What to do –
Return each line of the data below exactly, omitting any pictures.
#### Data for this exercise
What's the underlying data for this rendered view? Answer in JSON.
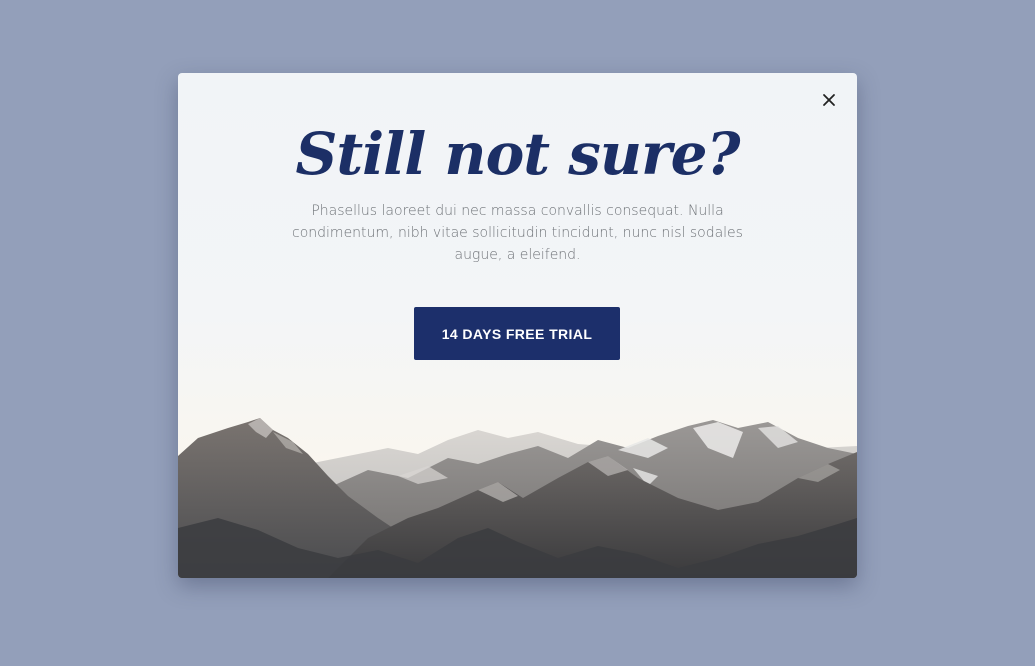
{
  "modal": {
    "title": "Still not sure?",
    "description": "Phasellus laoreet dui nec massa convallis consequat. Nulla condimentum, nibh vitae sollicitudin tincidunt, nunc nisl sodales augue, a eleifend.",
    "cta_label": "14 DAYS FREE TRIAL",
    "close_icon": "close-icon"
  },
  "colors": {
    "backdrop": "#939fba",
    "title": "#1c2f66",
    "button": "#1c2f6b",
    "button_text": "#ffffff",
    "body_text": "#6f7378"
  }
}
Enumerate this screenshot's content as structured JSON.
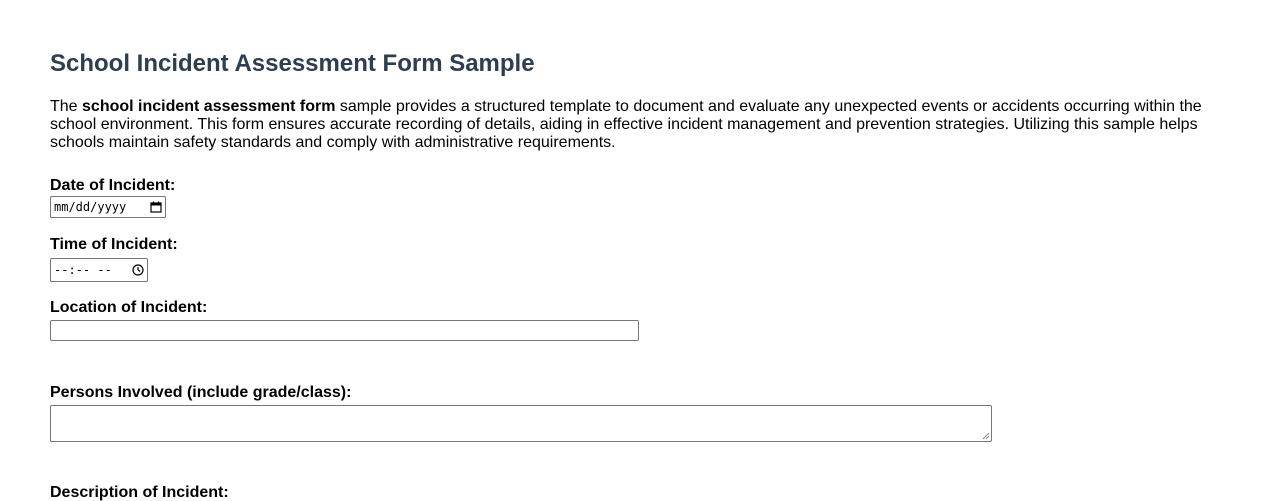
{
  "page": {
    "title": "School Incident Assessment Form Sample",
    "intro": {
      "prefix": "The ",
      "bold": "school incident assessment form",
      "suffix": " sample provides a structured template to document and evaluate any unexpected events or accidents occurring within the school environment. This form ensures accurate recording of details, aiding in effective incident management and prevention strategies. Utilizing this sample helps schools maintain safety standards and comply with administrative requirements."
    }
  },
  "form": {
    "date": {
      "label": "Date of Incident:",
      "mask": "mm/dd/yyyy",
      "icon": "calendar-icon"
    },
    "time": {
      "label": "Time of Incident:",
      "mask": "--:-- --",
      "icon": "clock-icon"
    },
    "location": {
      "label": "Location of Incident:",
      "value": ""
    },
    "persons": {
      "label": "Persons Involved (include grade/class):",
      "value": ""
    },
    "description": {
      "label": "Description of Incident:",
      "value": ""
    }
  },
  "colors": {
    "title": "#2c3e50",
    "input_border": "#767676",
    "text": "#000000",
    "background": "#ffffff"
  }
}
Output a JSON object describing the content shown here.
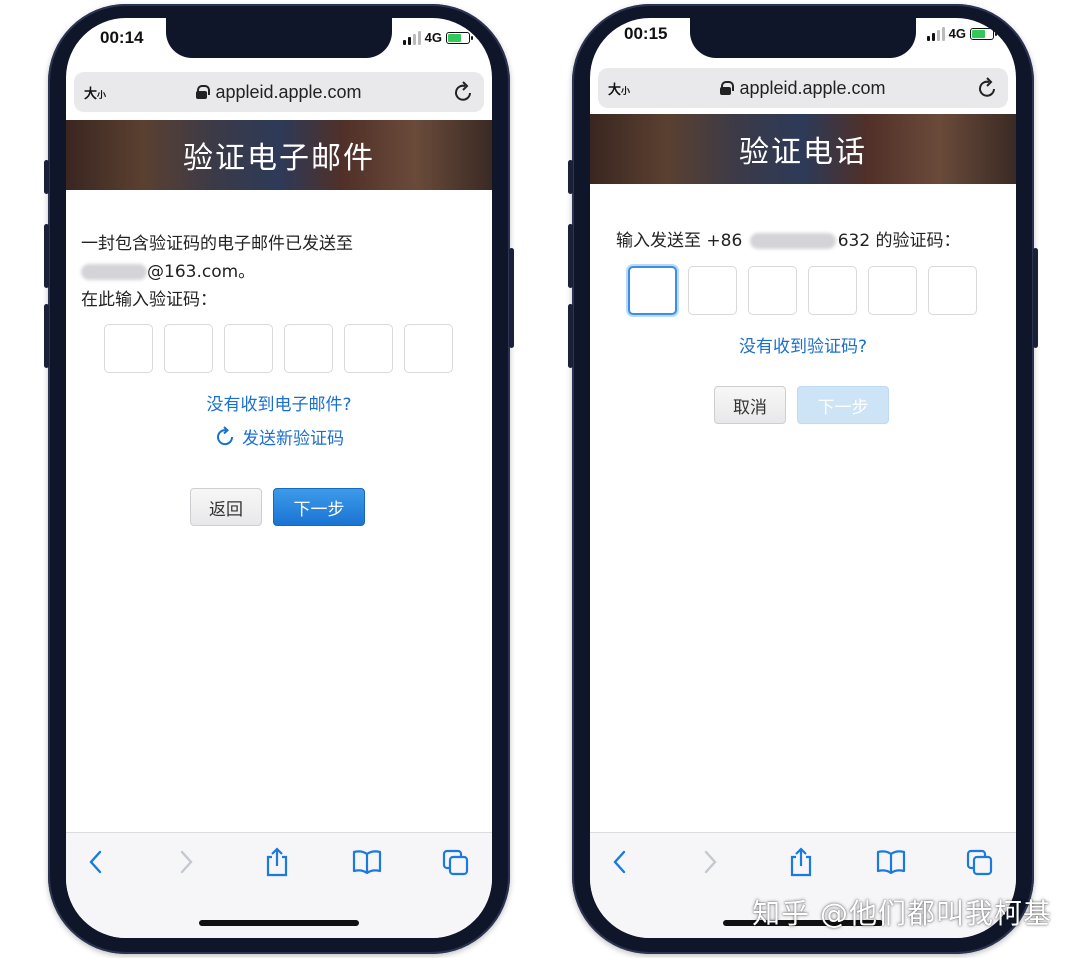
{
  "left_phone": {
    "status": {
      "time": "00:14",
      "network": "4G"
    },
    "browser": {
      "text_size_label_big": "大",
      "text_size_label_small": "小",
      "url": "appleid.apple.com"
    },
    "banner_title": "验证电子邮件",
    "message_line1": "一封包含验证码的电子邮件已发送至",
    "email_suffix": "@163.com。",
    "prompt": "在此输入验证码：",
    "code_digits": [
      "",
      "",
      "",
      "",
      "",
      ""
    ],
    "no_email_link": "没有收到电子邮件?",
    "resend_label": "发送新验证码",
    "back_button": "返回",
    "next_button": "下一步"
  },
  "right_phone": {
    "status": {
      "time": "00:15",
      "network": "4G"
    },
    "browser": {
      "text_size_label_big": "大",
      "text_size_label_small": "小",
      "url": "appleid.apple.com"
    },
    "banner_title": "验证电话",
    "prompt_prefix": "输入发送至 +86",
    "prompt_suffix": "632 的验证码：",
    "code_digits": [
      "",
      "",
      "",
      "",
      "",
      ""
    ],
    "no_code_link": "没有收到验证码?",
    "cancel_button": "取消",
    "next_button": "下一步"
  },
  "toolbar_icons": [
    "back-icon",
    "forward-icon",
    "share-icon",
    "bookmarks-icon",
    "tabs-icon"
  ],
  "watermark": "知乎 @他们都叫我柯基",
  "colors": {
    "link": "#1a6fcf",
    "primary_button": "#1a73d3",
    "phone_frame": "#10162a"
  }
}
########
Complete response –
What's the underlying data for this rendered view? Answer in JSON.
{
  "modal": {
    "title": "Still not sure?",
    "description": "Phasellus laoreet dui nec massa convallis consequat. Nulla condimentum, nibh vitae sollicitudin tincidunt, nunc nisl sodales augue, a eleifend.",
    "cta_label": "14 DAYS FREE TRIAL",
    "close_icon": "close-icon"
  },
  "colors": {
    "backdrop": "#939fba",
    "title": "#1c2f66",
    "button": "#1c2f6b",
    "button_text": "#ffffff",
    "body_text": "#6f7378"
  }
}
Enumerate this screenshot's content as structured JSON.
{
  "page": {
    "title": "School Incident Assessment Form Sample",
    "intro": {
      "prefix": "The ",
      "bold": "school incident assessment form",
      "suffix": " sample provides a structured template to document and evaluate any unexpected events or accidents occurring within the school environment. This form ensures accurate recording of details, aiding in effective incident management and prevention strategies. Utilizing this sample helps schools maintain safety standards and comply with administrative requirements."
    }
  },
  "form": {
    "date": {
      "label": "Date of Incident:",
      "mask": "mm/dd/yyyy",
      "icon": "calendar-icon"
    },
    "time": {
      "label": "Time of Incident:",
      "mask": "--:-- --",
      "icon": "clock-icon"
    },
    "location": {
      "label": "Location of Incident:",
      "value": ""
    },
    "persons": {
      "label": "Persons Involved (include grade/class):",
      "value": ""
    },
    "description": {
      "label": "Description of Incident:",
      "value": ""
    }
  },
  "colors": {
    "title": "#2c3e50",
    "input_border": "#767676",
    "text": "#000000",
    "background": "#ffffff"
  }
}
Output a JSON object describing the content shown here.
{
  "left_phone": {
    "status": {
      "time": "00:14",
      "network": "4G"
    },
    "browser": {
      "text_size_label_big": "大",
      "text_size_label_small": "小",
      "url": "appleid.apple.com"
    },
    "banner_title": "验证电子邮件",
    "message_line1": "一封包含验证码的电子邮件已发送至",
    "email_suffix": "@163.com。",
    "prompt": "在此输入验证码：",
    "code_digits": [
      "",
      "",
      "",
      "",
      "",
      ""
    ],
    "no_email_link": "没有收到电子邮件?",
    "resend_label": "发送新验证码",
    "back_button": "返回",
    "next_button": "下一步"
  },
  "right_phone": {
    "status": {
      "time": "00:15",
      "network": "4G"
    },
    "browser": {
      "text_size_label_big": "大",
      "text_size_label_small": "小",
      "url": "appleid.apple.com"
    },
    "banner_title": "验证电话",
    "prompt_prefix": "输入发送至 +86",
    "prompt_suffix": "632 的验证码：",
    "code_digits": [
      "",
      "",
      "",
      "",
      "",
      ""
    ],
    "no_code_link": "没有收到验证码?",
    "cancel_button": "取消",
    "next_button": "下一步"
  },
  "toolbar_icons": [
    "back-icon",
    "forward-icon",
    "share-icon",
    "bookmarks-icon",
    "tabs-icon"
  ],
  "watermark": "知乎 @他们都叫我柯基",
  "colors": {
    "link": "#1a6fcf",
    "primary_button": "#1a73d3",
    "phone_frame": "#10162a"
  }
}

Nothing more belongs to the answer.